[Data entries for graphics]
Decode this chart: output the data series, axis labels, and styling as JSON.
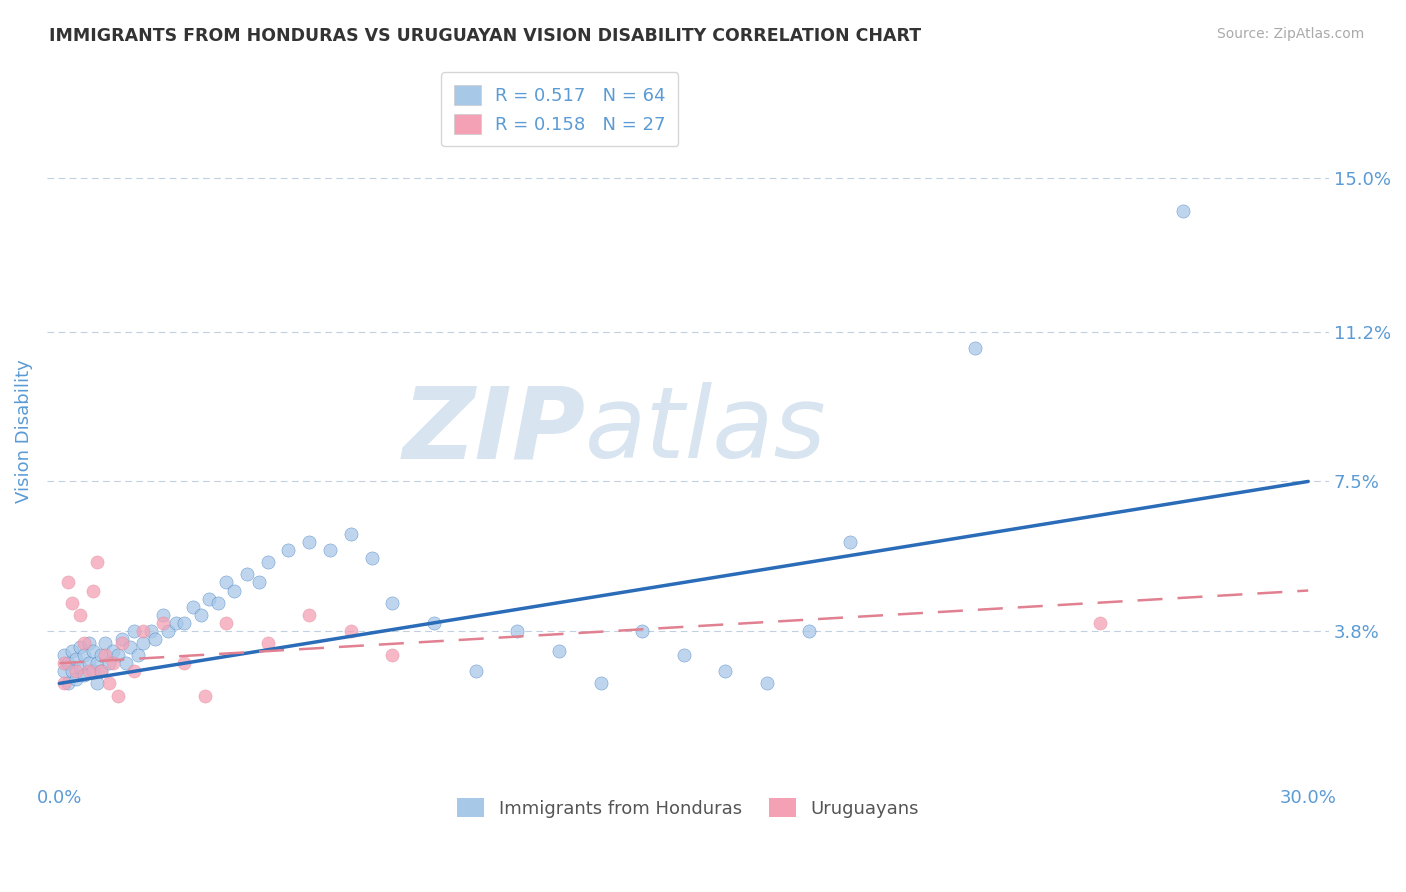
{
  "title": "IMMIGRANTS FROM HONDURAS VS URUGUAYAN VISION DISABILITY CORRELATION CHART",
  "source_text": "Source: ZipAtlas.com",
  "ylabel": "Vision Disability",
  "legend_label1": "Immigrants from Honduras",
  "legend_label2": "Uruguayans",
  "R1": 0.517,
  "N1": 64,
  "R2": 0.158,
  "N2": 27,
  "x_min": 0.0,
  "x_max": 0.3,
  "y_min": 0.0,
  "y_max": 0.175,
  "y_ticks": [
    0.038,
    0.075,
    0.112,
    0.15
  ],
  "y_tick_labels": [
    "3.8%",
    "7.5%",
    "11.2%",
    "15.0%"
  ],
  "x_ticks": [
    0.0,
    0.3
  ],
  "x_tick_labels": [
    "0.0%",
    "30.0%"
  ],
  "color_blue": "#a8c8e8",
  "color_pink": "#f4a0b5",
  "color_blue_line": "#2a6cb8",
  "color_pink_line": "#e08090",
  "title_color": "#333333",
  "axis_label_color": "#5b9bd5",
  "watermark_color": "#d8e4f0",
  "background_color": "#ffffff",
  "blue_line_y0": 0.025,
  "blue_line_y1": 0.075,
  "pink_line_y0": 0.03,
  "pink_line_y1": 0.048,
  "blue_scatter_x": [
    0.001,
    0.001,
    0.002,
    0.002,
    0.003,
    0.003,
    0.004,
    0.004,
    0.005,
    0.005,
    0.006,
    0.006,
    0.007,
    0.007,
    0.008,
    0.008,
    0.009,
    0.009,
    0.01,
    0.01,
    0.011,
    0.012,
    0.013,
    0.014,
    0.015,
    0.016,
    0.017,
    0.018,
    0.019,
    0.02,
    0.022,
    0.023,
    0.025,
    0.026,
    0.028,
    0.03,
    0.032,
    0.034,
    0.036,
    0.038,
    0.04,
    0.042,
    0.045,
    0.048,
    0.05,
    0.055,
    0.06,
    0.065,
    0.07,
    0.075,
    0.08,
    0.09,
    0.1,
    0.11,
    0.12,
    0.13,
    0.14,
    0.15,
    0.16,
    0.17,
    0.18,
    0.19,
    0.22,
    0.27
  ],
  "blue_scatter_y": [
    0.028,
    0.032,
    0.03,
    0.025,
    0.033,
    0.028,
    0.031,
    0.026,
    0.029,
    0.034,
    0.032,
    0.027,
    0.035,
    0.03,
    0.033,
    0.028,
    0.03,
    0.025,
    0.032,
    0.028,
    0.035,
    0.03,
    0.033,
    0.032,
    0.036,
    0.03,
    0.034,
    0.038,
    0.032,
    0.035,
    0.038,
    0.036,
    0.042,
    0.038,
    0.04,
    0.04,
    0.044,
    0.042,
    0.046,
    0.045,
    0.05,
    0.048,
    0.052,
    0.05,
    0.055,
    0.058,
    0.06,
    0.058,
    0.062,
    0.056,
    0.045,
    0.04,
    0.028,
    0.038,
    0.033,
    0.025,
    0.038,
    0.032,
    0.028,
    0.025,
    0.038,
    0.06,
    0.108,
    0.142
  ],
  "pink_scatter_x": [
    0.001,
    0.001,
    0.002,
    0.003,
    0.004,
    0.005,
    0.006,
    0.007,
    0.008,
    0.009,
    0.01,
    0.011,
    0.012,
    0.013,
    0.014,
    0.015,
    0.018,
    0.02,
    0.025,
    0.03,
    0.035,
    0.04,
    0.05,
    0.06,
    0.07,
    0.08,
    0.25
  ],
  "pink_scatter_y": [
    0.03,
    0.025,
    0.05,
    0.045,
    0.028,
    0.042,
    0.035,
    0.028,
    0.048,
    0.055,
    0.028,
    0.032,
    0.025,
    0.03,
    0.022,
    0.035,
    0.028,
    0.038,
    0.04,
    0.03,
    0.022,
    0.04,
    0.035,
    0.042,
    0.038,
    0.032,
    0.04
  ]
}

» **Work required**: Write the lines above out again exactly, without any of their pictures.

» **Worked solution**:
Decode this chart: output the data series, axis labels, and styling as JSON.
{
  "title": "IMMIGRANTS FROM HONDURAS VS URUGUAYAN VISION DISABILITY CORRELATION CHART",
  "source_text": "Source: ZipAtlas.com",
  "ylabel": "Vision Disability",
  "legend_label1": "Immigrants from Honduras",
  "legend_label2": "Uruguayans",
  "R1": 0.517,
  "N1": 64,
  "R2": 0.158,
  "N2": 27,
  "x_min": 0.0,
  "x_max": 0.3,
  "y_min": 0.0,
  "y_max": 0.175,
  "y_ticks": [
    0.038,
    0.075,
    0.112,
    0.15
  ],
  "y_tick_labels": [
    "3.8%",
    "7.5%",
    "11.2%",
    "15.0%"
  ],
  "x_ticks": [
    0.0,
    0.3
  ],
  "x_tick_labels": [
    "0.0%",
    "30.0%"
  ],
  "color_blue": "#a8c8e8",
  "color_pink": "#f4a0b5",
  "color_blue_line": "#2a6cb8",
  "color_pink_line": "#e08090",
  "title_color": "#333333",
  "axis_label_color": "#5b9bd5",
  "watermark_color": "#d8e4f0",
  "background_color": "#ffffff",
  "blue_line_y0": 0.025,
  "blue_line_y1": 0.075,
  "pink_line_y0": 0.03,
  "pink_line_y1": 0.048,
  "blue_scatter_x": [
    0.001,
    0.001,
    0.002,
    0.002,
    0.003,
    0.003,
    0.004,
    0.004,
    0.005,
    0.005,
    0.006,
    0.006,
    0.007,
    0.007,
    0.008,
    0.008,
    0.009,
    0.009,
    0.01,
    0.01,
    0.011,
    0.012,
    0.013,
    0.014,
    0.015,
    0.016,
    0.017,
    0.018,
    0.019,
    0.02,
    0.022,
    0.023,
    0.025,
    0.026,
    0.028,
    0.03,
    0.032,
    0.034,
    0.036,
    0.038,
    0.04,
    0.042,
    0.045,
    0.048,
    0.05,
    0.055,
    0.06,
    0.065,
    0.07,
    0.075,
    0.08,
    0.09,
    0.1,
    0.11,
    0.12,
    0.13,
    0.14,
    0.15,
    0.16,
    0.17,
    0.18,
    0.19,
    0.22,
    0.27
  ],
  "blue_scatter_y": [
    0.028,
    0.032,
    0.03,
    0.025,
    0.033,
    0.028,
    0.031,
    0.026,
    0.029,
    0.034,
    0.032,
    0.027,
    0.035,
    0.03,
    0.033,
    0.028,
    0.03,
    0.025,
    0.032,
    0.028,
    0.035,
    0.03,
    0.033,
    0.032,
    0.036,
    0.03,
    0.034,
    0.038,
    0.032,
    0.035,
    0.038,
    0.036,
    0.042,
    0.038,
    0.04,
    0.04,
    0.044,
    0.042,
    0.046,
    0.045,
    0.05,
    0.048,
    0.052,
    0.05,
    0.055,
    0.058,
    0.06,
    0.058,
    0.062,
    0.056,
    0.045,
    0.04,
    0.028,
    0.038,
    0.033,
    0.025,
    0.038,
    0.032,
    0.028,
    0.025,
    0.038,
    0.06,
    0.108,
    0.142
  ],
  "pink_scatter_x": [
    0.001,
    0.001,
    0.002,
    0.003,
    0.004,
    0.005,
    0.006,
    0.007,
    0.008,
    0.009,
    0.01,
    0.011,
    0.012,
    0.013,
    0.014,
    0.015,
    0.018,
    0.02,
    0.025,
    0.03,
    0.035,
    0.04,
    0.05,
    0.06,
    0.07,
    0.08,
    0.25
  ],
  "pink_scatter_y": [
    0.03,
    0.025,
    0.05,
    0.045,
    0.028,
    0.042,
    0.035,
    0.028,
    0.048,
    0.055,
    0.028,
    0.032,
    0.025,
    0.03,
    0.022,
    0.035,
    0.028,
    0.038,
    0.04,
    0.03,
    0.022,
    0.04,
    0.035,
    0.042,
    0.038,
    0.032,
    0.04
  ]
}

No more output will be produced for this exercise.